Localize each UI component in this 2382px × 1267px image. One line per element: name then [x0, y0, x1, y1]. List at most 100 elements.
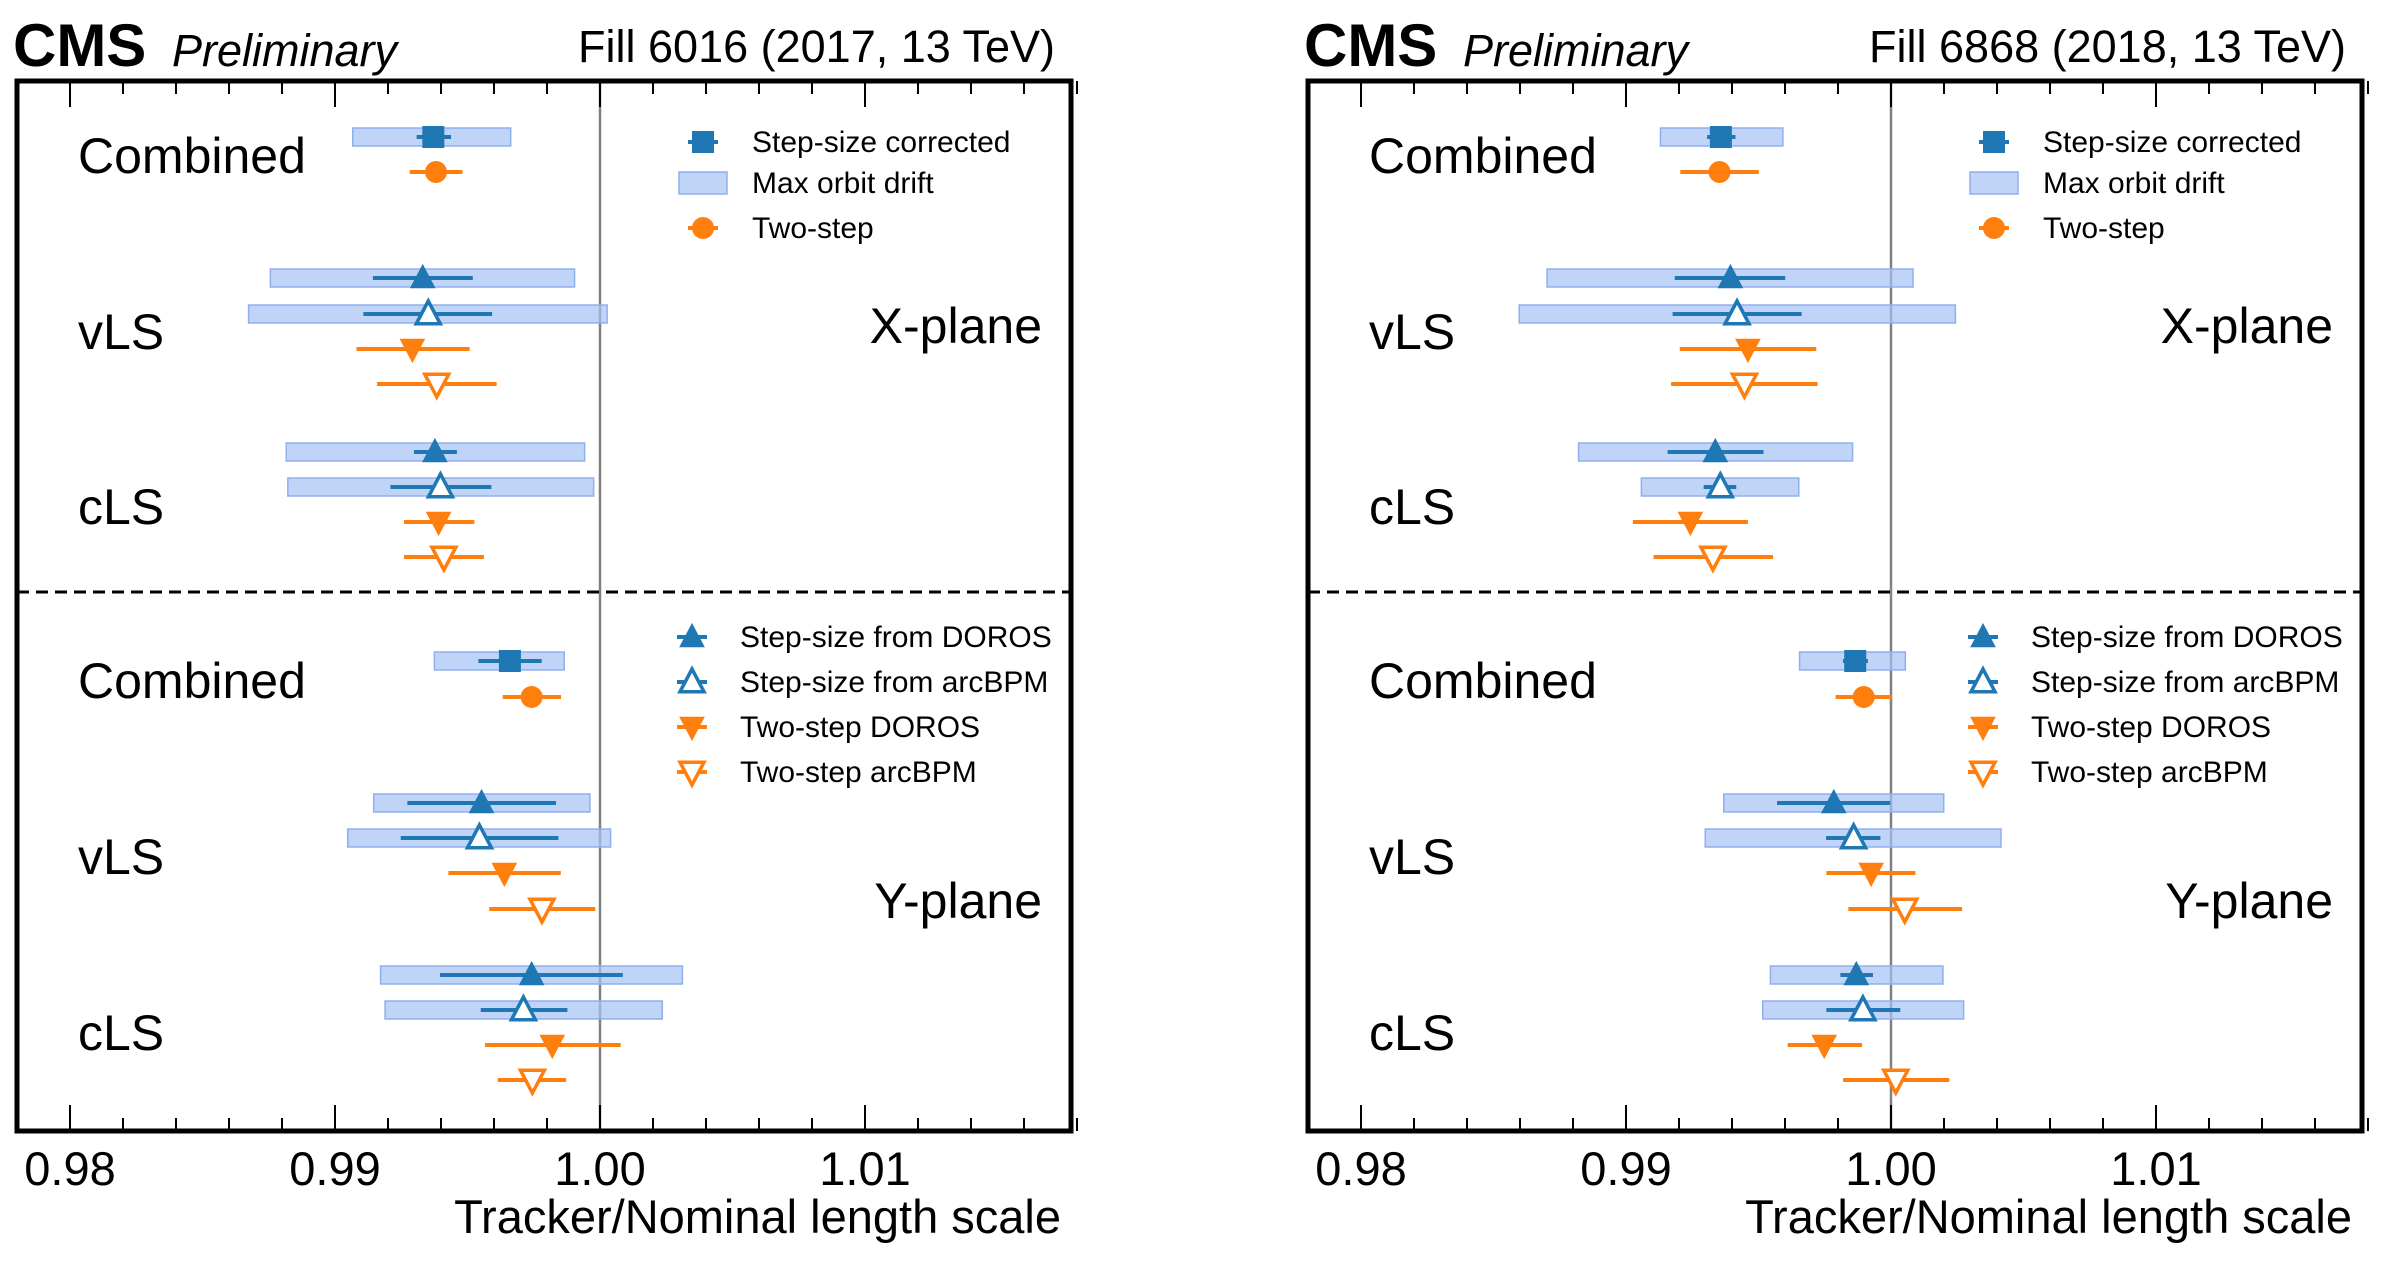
data-point-triangle-up-open: [413, 297, 444, 326]
data-point-square: [1844, 650, 1867, 672]
legend-marker-circle: [692, 217, 714, 239]
x-axis-label: Tracker/Nominal length scale: [454, 1190, 1061, 1243]
legend-label: Two-step arcBPM: [2031, 756, 2268, 789]
run-info-label: Fill 6016 (2017, 13 TeV): [578, 21, 1055, 72]
data-point-triangle-up: [468, 788, 495, 814]
data-point-triangle-up-open: [1722, 297, 1752, 326]
plane-label: X-plane: [2161, 298, 2333, 354]
group-label: vLS: [1369, 829, 1455, 885]
preliminary-label: Preliminary: [1463, 25, 1691, 76]
legend-marker-triangle-down-open: [677, 760, 707, 789]
x-tick-label: 1.01: [819, 1142, 910, 1195]
data-point-triangle-down: [399, 338, 426, 364]
data-point-triangle-up: [409, 263, 436, 289]
data-point-triangle-up: [1717, 263, 1744, 289]
data-point-circle: [1708, 161, 1731, 183]
legend-label: Step-size from DOROS: [740, 621, 1052, 654]
data-point-triangle-down-open: [1698, 545, 1728, 574]
plot-frame: [14, 78, 1074, 1134]
run-info-label: Fill 6868 (2018, 13 TeV): [1869, 21, 2346, 72]
data-point-triangle-up-open: [1838, 821, 1869, 850]
data-point-triangle-down-open: [1889, 897, 1920, 926]
data-point-triangle-up: [518, 960, 545, 986]
legend-label: Two-step DOROS: [2031, 711, 2271, 744]
data-point-triangle-down-open: [429, 545, 459, 574]
legend-marker-triangle-down: [1970, 716, 1996, 742]
plane-label: X-plane: [870, 298, 1042, 354]
legend-marker-triangle-down: [679, 716, 705, 742]
data-point-triangle-down-open: [527, 897, 557, 926]
legend-label: Step-size corrected: [752, 126, 1010, 159]
data-point-triangle-down: [1735, 338, 1761, 364]
x-tick-label: 0.98: [1315, 1142, 1406, 1195]
cms-label: CMS: [13, 12, 146, 79]
legend-label: Max orbit drift: [752, 167, 934, 200]
legend-marker-square: [1983, 131, 2005, 153]
legend-band-swatch: [678, 171, 728, 195]
x-tick-label: 0.98: [24, 1142, 115, 1195]
data-point-triangle-up: [1702, 437, 1729, 463]
legend-label: Two-step DOROS: [740, 711, 980, 744]
data-point-triangle-up: [422, 437, 448, 463]
legend-label: Step-size from arcBPM: [2031, 666, 2339, 699]
data-point-square: [1709, 126, 1732, 148]
data-point-triangle-down: [1677, 511, 1704, 537]
legend-label: Two-step: [752, 212, 874, 245]
group-label: vLS: [78, 304, 164, 360]
plane-label: Y-plane: [874, 873, 1042, 929]
group-label: Combined: [1369, 653, 1597, 709]
data-point-triangle-down-open: [1729, 372, 1760, 401]
data-point-triangle-up-open: [508, 993, 539, 1022]
data-point-square: [422, 126, 445, 148]
group-label: Combined: [78, 653, 306, 709]
plot-frame: [1305, 78, 2365, 1134]
data-point-triangle-down: [1811, 1034, 1838, 1060]
legend-marker-triangle-down-open: [1968, 760, 1998, 789]
data-point-triangle-down-open: [421, 372, 452, 401]
data-point-triangle-down: [539, 1034, 566, 1060]
group-label: Combined: [1369, 128, 1597, 184]
data-point-triangle-down-open: [517, 1068, 548, 1097]
data-point-triangle-down-open: [1880, 1068, 1911, 1097]
data-point-circle: [520, 686, 543, 708]
legend-label: Step-size from arcBPM: [740, 666, 1048, 699]
x-tick-label: 0.99: [1580, 1142, 1671, 1195]
data-point-triangle-up-open: [1705, 470, 1736, 499]
legend-band-swatch: [1969, 171, 2019, 195]
data-point-triangle-down: [1858, 862, 1884, 888]
legend-label: Two-step arcBPM: [740, 756, 977, 789]
data-point-triangle-up-open: [464, 821, 495, 850]
x-tick-label: 1.00: [554, 1142, 645, 1195]
legend-label: Step-size corrected: [2043, 126, 2301, 159]
data-point-circle: [424, 161, 447, 183]
legend-marker-triangle-up-open: [677, 665, 707, 694]
group-label: cLS: [78, 479, 164, 535]
legend-marker-circle: [1983, 217, 2005, 239]
group-label: cLS: [1369, 479, 1455, 535]
group-label: cLS: [1369, 1005, 1455, 1061]
group-label: vLS: [78, 829, 164, 885]
data-point-triangle-down: [491, 862, 518, 888]
x-tick-label: 0.99: [289, 1142, 380, 1195]
legend-marker-triangle-up: [1970, 622, 1996, 648]
panel-1: CMS Preliminary Fill 6016 (2017, 13 TeV) 0.…: [13, 12, 1078, 1243]
group-label: Combined: [78, 128, 306, 184]
preliminary-label: Preliminary: [172, 25, 400, 76]
data-point-triangle-up: [1843, 960, 1870, 986]
group-label: vLS: [1369, 304, 1455, 360]
legend-marker-triangle-up-open: [1968, 665, 1998, 694]
legend-marker-triangle-up: [679, 622, 705, 648]
legend-label: Max orbit drift: [2043, 167, 2225, 200]
data-point-triangle-up-open: [1848, 993, 1878, 1022]
data-point-circle: [1852, 686, 1875, 708]
plane-label: Y-plane: [2165, 873, 2333, 929]
cms-label: CMS: [1304, 12, 1437, 79]
data-point-triangle-up-open: [425, 470, 456, 499]
x-axis-label: Tracker/Nominal length scale: [1745, 1190, 2352, 1243]
legend-label: Step-size from DOROS: [2031, 621, 2343, 654]
data-point-triangle-up: [1820, 788, 1847, 814]
legend-marker-square: [692, 131, 714, 153]
panel-2: CMS Preliminary Fill 6868 (2018, 13 TeV) 0.…: [1304, 12, 2369, 1243]
legend-label: Two-step: [2043, 212, 2165, 245]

^^^^^^^^

# [Goal of the exercise]
Rewrite all of the material above as a numbered list with one entry per line and no blank lines. Leave the picture out.

# [Output of the exercise]
1. Localize each UI component in this 2382px × 1267px image. One line per element: name then [x0, y0, x1, y1]. List at most 100 elements.
2. data-point-triangle-up-open: [413, 297, 444, 326]
3. data-point-square: [1844, 650, 1867, 672]
4. legend-marker-circle: [692, 217, 714, 239]
5. x-axis-label: Tracker/Nominal length scale: [454, 1190, 1061, 1243]
6. legend-label: Two-step arcBPM: [2031, 756, 2268, 789]
7. run-info-label: Fill 6016 (2017, 13 TeV): [578, 21, 1055, 72]
8. data-point-triangle-up: [468, 788, 495, 814]
9. data-point-triangle-up-open: [1722, 297, 1752, 326]
10. plane-label: X-plane: [2161, 298, 2333, 354]
11. group-label: vLS: [1369, 829, 1455, 885]
12. preliminary-label: Preliminary: [1463, 25, 1691, 76]
13. legend-marker-triangle-down-open: [677, 760, 707, 789]
14. x-tick-label: 1.01: [819, 1142, 910, 1195]
15. data-point-triangle-down: [399, 338, 426, 364]
16. data-point-triangle-up: [409, 263, 436, 289]
17. data-point-triangle-up: [1717, 263, 1744, 289]
18. data-point-circle: [1708, 161, 1731, 183]
19. legend-label: Step-size from DOROS: [740, 621, 1052, 654]
20. data-point-triangle-down-open: [1698, 545, 1728, 574]
21. plot-frame: [14, 78, 1074, 1134]
22. run-info-label: Fill 6868 (2018, 13 TeV): [1869, 21, 2346, 72]
23. data-point-triangle-up-open: [1838, 821, 1869, 850]
24. data-point-triangle-down-open: [1889, 897, 1920, 926]
25. data-point-triangle-up: [518, 960, 545, 986]
26. legend-label: Two-step DOROS: [2031, 711, 2271, 744]
27. data-point-triangle-down-open: [429, 545, 459, 574]
28. legend-marker-triangle-down: [1970, 716, 1996, 742]
29. plane-label: X-plane: [870, 298, 1042, 354]
30. legend-marker-triangle-down: [679, 716, 705, 742]
31. data-point-triangle-down-open: [527, 897, 557, 926]
32. legend-label: Step-size corrected: [752, 126, 1010, 159]
33. data-point-triangle-down: [1735, 338, 1761, 364]
34. x-tick-label: 0.98: [1315, 1142, 1406, 1195]
35. cms-label: CMS: [13, 12, 146, 79]
36. legend-label: Max orbit drift: [752, 167, 934, 200]
37. legend-marker-square: [1983, 131, 2005, 153]
38. legend-band-swatch: [678, 171, 728, 195]
39. x-tick-label: 0.98: [24, 1142, 115, 1195]
40. data-point-triangle-up: [1702, 437, 1729, 463]
41. legend-label: Two-step DOROS: [740, 711, 980, 744]
42. data-point-triangle-up: [422, 437, 448, 463]
43. legend-label: Step-size from arcBPM: [2031, 666, 2339, 699]
44. data-point-square: [1709, 126, 1732, 148]
45. data-point-triangle-down: [1677, 511, 1704, 537]
46. legend-label: Two-step: [752, 212, 874, 245]
47. group-label: vLS: [78, 304, 164, 360]
48. plane-label: Y-plane: [874, 873, 1042, 929]
49. group-label: Combined: [1369, 653, 1597, 709]
50. data-point-triangle-down-open: [1729, 372, 1760, 401]
51. data-point-triangle-up-open: [508, 993, 539, 1022]
52. data-point-square: [422, 126, 445, 148]
53. group-label: Combined: [78, 653, 306, 709]
54. plot-frame: [1305, 78, 2365, 1134]
55. data-point-triangle-down: [1811, 1034, 1838, 1060]
56. legend-marker-triangle-down-open: [1968, 760, 1998, 789]
57. data-point-triangle-down-open: [421, 372, 452, 401]
58. data-point-triangle-down: [539, 1034, 566, 1060]
59. group-label: Combined: [1369, 128, 1597, 184]
60. data-point-triangle-down-open: [517, 1068, 548, 1097]
61. data-point-triangle-down-open: [1880, 1068, 1911, 1097]
62. data-point-circle: [520, 686, 543, 708]
63. legend-label: Step-size from arcBPM: [740, 666, 1048, 699]
64. x-tick-label: 0.99: [1580, 1142, 1671, 1195]
65. data-point-triangle-up-open: [1705, 470, 1736, 499]
66. legend-band-swatch: [1969, 171, 2019, 195]
67. data-point-triangle-down: [1858, 862, 1884, 888]
68. legend-label: Two-step arcBPM: [740, 756, 977, 789]
69. data-point-triangle-up-open: [464, 821, 495, 850]
70. x-tick-label: 1.00: [554, 1142, 645, 1195]
71. legend-label: Step-size corrected: [2043, 126, 2301, 159]
72. data-point-circle: [424, 161, 447, 183]
73. legend-marker-triangle-up-open: [677, 665, 707, 694]
74. group-label: cLS: [78, 479, 164, 535]
75. legend-marker-circle: [1983, 217, 2005, 239]
76. group-label: cLS: [1369, 479, 1455, 535]
77. group-label: cLS: [1369, 1005, 1455, 1061]
78. group-label: vLS: [78, 829, 164, 885]
79. data-point-triangle-down: [491, 862, 518, 888]
80. x-tick-label: 0.99: [289, 1142, 380, 1195]
81. legend-marker-triangle-up: [1970, 622, 1996, 648]
82. panel-1: CMS Preliminary Fill 6016 (2017, 13 TeV) 0.…: [13, 12, 1078, 1243]
83. group-label: Combined: [78, 128, 306, 184]
84. preliminary-label: Preliminary: [172, 25, 400, 76]
85. data-point-triangle-up: [1843, 960, 1870, 986]
86. group-label: vLS: [1369, 304, 1455, 360]
87. legend-marker-triangle-up-open: [1968, 665, 1998, 694]
88. legend-marker-triangle-up: [679, 622, 705, 648]
89. legend-label: Max orbit drift: [2043, 167, 2225, 200]
90. data-point-triangle-up-open: [1848, 993, 1878, 1022]
91. data-point-circle: [1852, 686, 1875, 708]
92. plane-label: Y-plane: [2165, 873, 2333, 929]
93. cms-label: CMS: [1304, 12, 1437, 79]
94. data-point-triangle-up-open: [425, 470, 456, 499]
95. x-axis-label: Tracker/Nominal length scale: [1745, 1190, 2352, 1243]
96. legend-label: Step-size from DOROS: [2031, 621, 2343, 654]
97. data-point-triangle-up: [1820, 788, 1847, 814]
98. legend-marker-square: [692, 131, 714, 153]
99. panel-2: CMS Preliminary Fill 6868 (2018, 13 TeV) 0.…: [1304, 12, 2369, 1243]
100. legend-label: Two-step: [2043, 212, 2165, 245]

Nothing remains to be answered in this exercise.